[Stored items from a collection]
-- Start --
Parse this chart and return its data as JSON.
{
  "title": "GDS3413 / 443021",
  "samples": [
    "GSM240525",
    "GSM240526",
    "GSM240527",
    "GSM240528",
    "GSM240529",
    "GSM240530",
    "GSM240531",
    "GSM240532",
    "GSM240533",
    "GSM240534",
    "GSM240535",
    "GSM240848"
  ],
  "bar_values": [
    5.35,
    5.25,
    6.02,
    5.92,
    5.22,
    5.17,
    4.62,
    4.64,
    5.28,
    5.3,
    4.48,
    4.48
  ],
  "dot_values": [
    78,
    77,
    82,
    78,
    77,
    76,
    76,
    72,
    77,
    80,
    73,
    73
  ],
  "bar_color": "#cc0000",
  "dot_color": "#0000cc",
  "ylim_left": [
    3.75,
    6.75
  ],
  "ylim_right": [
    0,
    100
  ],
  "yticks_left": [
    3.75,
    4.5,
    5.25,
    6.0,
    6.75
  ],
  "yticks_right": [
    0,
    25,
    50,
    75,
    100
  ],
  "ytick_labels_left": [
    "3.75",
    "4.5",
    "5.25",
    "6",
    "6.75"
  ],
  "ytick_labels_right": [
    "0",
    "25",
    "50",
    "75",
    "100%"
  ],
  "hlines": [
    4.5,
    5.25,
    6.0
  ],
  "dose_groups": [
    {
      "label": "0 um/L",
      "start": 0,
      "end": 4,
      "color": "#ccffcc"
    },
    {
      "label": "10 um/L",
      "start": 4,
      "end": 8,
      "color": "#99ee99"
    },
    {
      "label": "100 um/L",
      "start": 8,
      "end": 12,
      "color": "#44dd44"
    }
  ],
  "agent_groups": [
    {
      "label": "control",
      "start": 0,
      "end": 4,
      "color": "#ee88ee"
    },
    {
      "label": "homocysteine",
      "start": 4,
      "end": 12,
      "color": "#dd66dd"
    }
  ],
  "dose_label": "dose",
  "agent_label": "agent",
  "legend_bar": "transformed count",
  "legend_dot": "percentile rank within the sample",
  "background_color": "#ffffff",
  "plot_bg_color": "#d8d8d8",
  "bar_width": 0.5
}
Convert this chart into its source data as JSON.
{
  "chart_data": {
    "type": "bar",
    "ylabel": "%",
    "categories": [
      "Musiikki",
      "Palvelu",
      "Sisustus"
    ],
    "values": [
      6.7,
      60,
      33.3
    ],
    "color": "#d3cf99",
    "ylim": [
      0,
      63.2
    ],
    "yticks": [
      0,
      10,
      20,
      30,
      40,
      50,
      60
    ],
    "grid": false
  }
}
-- End --
### Aim
Every entry should be printed again exactly as written.

### Answer
Parse this chart and return its data as JSON.
{
  "title": "GDS3413 / 443021",
  "samples": [
    "GSM240525",
    "GSM240526",
    "GSM240527",
    "GSM240528",
    "GSM240529",
    "GSM240530",
    "GSM240531",
    "GSM240532",
    "GSM240533",
    "GSM240534",
    "GSM240535",
    "GSM240848"
  ],
  "bar_values": [
    5.35,
    5.25,
    6.02,
    5.92,
    5.22,
    5.17,
    4.62,
    4.64,
    5.28,
    5.3,
    4.48,
    4.48
  ],
  "dot_values": [
    78,
    77,
    82,
    78,
    77,
    76,
    76,
    72,
    77,
    80,
    73,
    73
  ],
  "bar_color": "#cc0000",
  "dot_color": "#0000cc",
  "ylim_left": [
    3.75,
    6.75
  ],
  "ylim_right": [
    0,
    100
  ],
  "yticks_left": [
    3.75,
    4.5,
    5.25,
    6.0,
    6.75
  ],
  "yticks_right": [
    0,
    25,
    50,
    75,
    100
  ],
  "ytick_labels_left": [
    "3.75",
    "4.5",
    "5.25",
    "6",
    "6.75"
  ],
  "ytick_labels_right": [
    "0",
    "25",
    "50",
    "75",
    "100%"
  ],
  "hlines": [
    4.5,
    5.25,
    6.0
  ],
  "dose_groups": [
    {
      "label": "0 um/L",
      "start": 0,
      "end": 4,
      "color": "#ccffcc"
    },
    {
      "label": "10 um/L",
      "start": 4,
      "end": 8,
      "color": "#99ee99"
    },
    {
      "label": "100 um/L",
      "start": 8,
      "end": 12,
      "color": "#44dd44"
    }
  ],
  "agent_groups": [
    {
      "label": "control",
      "start": 0,
      "end": 4,
      "color": "#ee88ee"
    },
    {
      "label": "homocysteine",
      "start": 4,
      "end": 12,
      "color": "#dd66dd"
    }
  ],
  "dose_label": "dose",
  "agent_label": "agent",
  "legend_bar": "transformed count",
  "legend_dot": "percentile rank within the sample",
  "background_color": "#ffffff",
  "plot_bg_color": "#d8d8d8",
  "bar_width": 0.5
}
Convert this chart into its source data as JSON.
{
  "chart_data": {
    "type": "bar",
    "ylabel": "%",
    "categories": [
      "Musiikki",
      "Palvelu",
      "Sisustus"
    ],
    "values": [
      6.7,
      60,
      33.3
    ],
    "color": "#d3cf99",
    "ylim": [
      0,
      63.2
    ],
    "yticks": [
      0,
      10,
      20,
      30,
      40,
      50,
      60
    ],
    "grid": false
  }
}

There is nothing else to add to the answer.